EXCERPTED PASSAGE:
◇ ◇ ◇ ◇ ◇

Citation: 2012 FC 1408

[UNREVISED ENGLISH CERTIFIED TRANSLATION]

Ottawa, Ontario, November 30, 2012

PRESENT: The Honourable Mr. Justice Simon Noël 

 

BETWEEN:

 

 

FRANÇOIS SEBUCOCERO

 

 

 

Applicant

 

and

 

 

 

THE MINISTER OF CITIZENSHIP

AND IMMIGRATION

 

 

 

Respondent

 

 

 

 

 

         REASONS FOR JUDGMENT AND JUDGMENT

 

[1]               This is an application for judicial review of a decision by the Refugee Protection Division [“the RPD”] of the Immigration and Refugee Board dated January 27, 2012, pursuant to subsection 72(1) of the Immigration and Refugee Protection Act, SC 2001, c 27 [“the IRPA”]. The panel determined that François Sebucocero was neither a Convention refugee under section 96 nor a person in need of protection under section 97 of the IRPA.

 

I.          Facts

[2]               The applicant is a citizen of Rwanda. He worked as a police officer from September 2000 to January 2009. He then became a merchant.

 

[3]               In March 2009, he testified before the Court of Gacaca Jurisdiction [“Gacaca Court”] against five people accused of genocide who were sentenced to general work in the community.

◇ ◇ ◇ ◇ ◇

DATA BLOCK:

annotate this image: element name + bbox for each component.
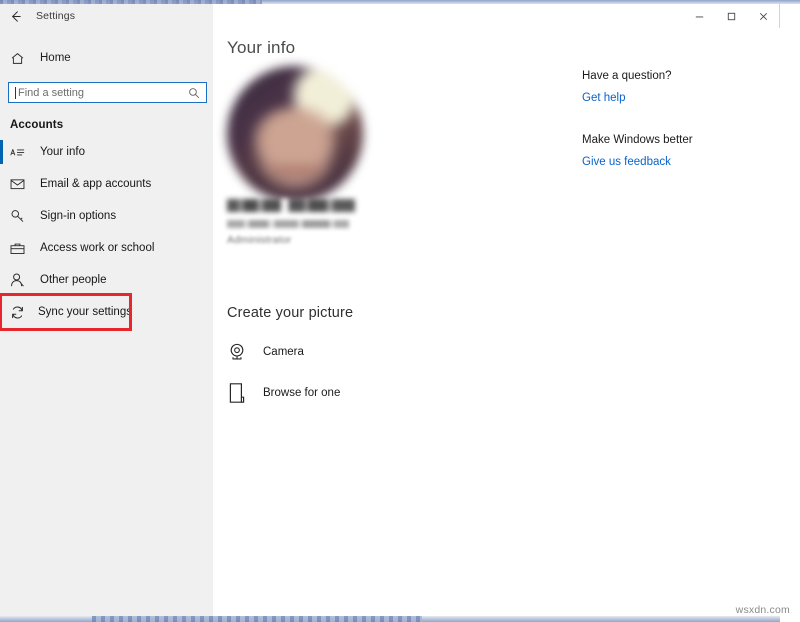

◇ ◇ ◇ ◇ ◇

DIRECTIVE 1:
Answer these questions using the court decision above:
(a) On what date did the Refugee Protection Division issue the decision under review?
(b) During which period did the applicant work as a police officer?
(c) Against how many people did the applicant testify before the Gacaca Court?
DIRECTIVE 2: Carry the court decision forward from its final paragraph, adding the next numbered paragraphs in the same style.

WRITTEN REPLY 1:
(a) January 27, 2012
(b) From September 2000 to January 2009
(c) Five

WRITTEN REPLY 2:
 

[4]               Towards the end of March 2009, some individuals threw stones at the applicant’s house, and he received a written death threat. He gave a statement to the police, who investigated the matter. No arrests were made following this incident.

 

[5]               On April 15, 2009, the applicant was attacked again because of his testimony before the Gacaca Court. The police failed to find the two assailants, and given that the attack occurred at night, it was hard for the applicant to identify them. The applicant again filed a complaint with the police.

 

[6]               In the night of May 10, 2009, the police rang at the applicant’s door to inform him that his car had been set on fire. No arrests were made following this incident. The applicant therefore decided to leave Rwanda since he felt that the Rwandan state was unable to protect him and that his life could be in danger. The applicant alleges that he is at an even greater risk because he testified against people involved in the genocide and because he worked as a police officer in the past.

 

[7]               On May 26, 2009, he left Rwanda for the United States on a visa. A few days later, he arrived in Canada and claimed refugee protection at the border.

 

II.        Decision under review

[8]               The RPD determined that the applicant is neither a Convention refugee nor a person in need of protection.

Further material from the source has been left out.